An exact copy of every record is needed.

— begin Entries shown —

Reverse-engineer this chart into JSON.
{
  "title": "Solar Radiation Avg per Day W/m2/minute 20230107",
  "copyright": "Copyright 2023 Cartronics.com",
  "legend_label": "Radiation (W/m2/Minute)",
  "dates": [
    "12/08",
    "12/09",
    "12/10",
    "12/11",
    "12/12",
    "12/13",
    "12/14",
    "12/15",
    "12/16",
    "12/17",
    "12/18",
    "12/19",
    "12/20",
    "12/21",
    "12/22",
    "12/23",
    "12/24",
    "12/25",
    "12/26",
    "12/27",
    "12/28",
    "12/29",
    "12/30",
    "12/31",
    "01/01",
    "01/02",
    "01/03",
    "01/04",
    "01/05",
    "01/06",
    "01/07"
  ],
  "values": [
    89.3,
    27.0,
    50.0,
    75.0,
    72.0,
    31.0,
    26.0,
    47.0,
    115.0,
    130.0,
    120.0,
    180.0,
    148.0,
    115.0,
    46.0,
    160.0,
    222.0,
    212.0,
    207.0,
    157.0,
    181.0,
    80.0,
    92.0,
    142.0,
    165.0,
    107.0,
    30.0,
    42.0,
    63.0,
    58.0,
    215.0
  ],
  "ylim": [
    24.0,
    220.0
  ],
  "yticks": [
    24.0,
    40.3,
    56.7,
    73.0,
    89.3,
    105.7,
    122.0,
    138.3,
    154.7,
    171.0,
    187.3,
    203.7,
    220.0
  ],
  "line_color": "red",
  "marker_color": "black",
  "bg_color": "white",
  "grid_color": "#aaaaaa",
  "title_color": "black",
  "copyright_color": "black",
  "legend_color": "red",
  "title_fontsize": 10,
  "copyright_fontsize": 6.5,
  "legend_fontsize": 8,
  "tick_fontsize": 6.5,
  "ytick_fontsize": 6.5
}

— end Entries shown —

Right answer —
Reverse-engineer this chart into JSON.
{
  "title": "Solar Radiation Avg per Day W/m2/minute 20230107",
  "copyright": "Copyright 2023 Cartronics.com",
  "legend_label": "Radiation (W/m2/Minute)",
  "dates": [
    "12/08",
    "12/09",
    "12/10",
    "12/11",
    "12/12",
    "12/13",
    "12/14",
    "12/15",
    "12/16",
    "12/17",
    "12/18",
    "12/19",
    "12/20",
    "12/21",
    "12/22",
    "12/23",
    "12/24",
    "12/25",
    "12/26",
    "12/27",
    "12/28",
    "12/29",
    "12/30",
    "12/31",
    "01/01",
    "01/02",
    "01/03",
    "01/04",
    "01/05",
    "01/06",
    "01/07"
  ],
  "values": [
    89.3,
    27.0,
    50.0,
    75.0,
    72.0,
    31.0,
    26.0,
    47.0,
    115.0,
    130.0,
    120.0,
    180.0,
    148.0,
    115.0,
    46.0,
    160.0,
    222.0,
    212.0,
    207.0,
    157.0,
    181.0,
    80.0,
    92.0,
    142.0,
    165.0,
    107.0,
    30.0,
    42.0,
    63.0,
    58.0,
    215.0
  ],
  "ylim": [
    24.0,
    220.0
  ],
  "yticks": [
    24.0,
    40.3,
    56.7,
    73.0,
    89.3,
    105.7,
    122.0,
    138.3,
    154.7,
    171.0,
    187.3,
    203.7,
    220.0
  ],
  "line_color": "red",
  "marker_color": "black",
  "bg_color": "white",
  "grid_color": "#aaaaaa",
  "title_color": "black",
  "copyright_color": "black",
  "legend_color": "red",
  "title_fontsize": 10,
  "copyright_fontsize": 6.5,
  "legend_fontsize": 8,
  "tick_fontsize": 6.5,
  "ytick_fontsize": 6.5
}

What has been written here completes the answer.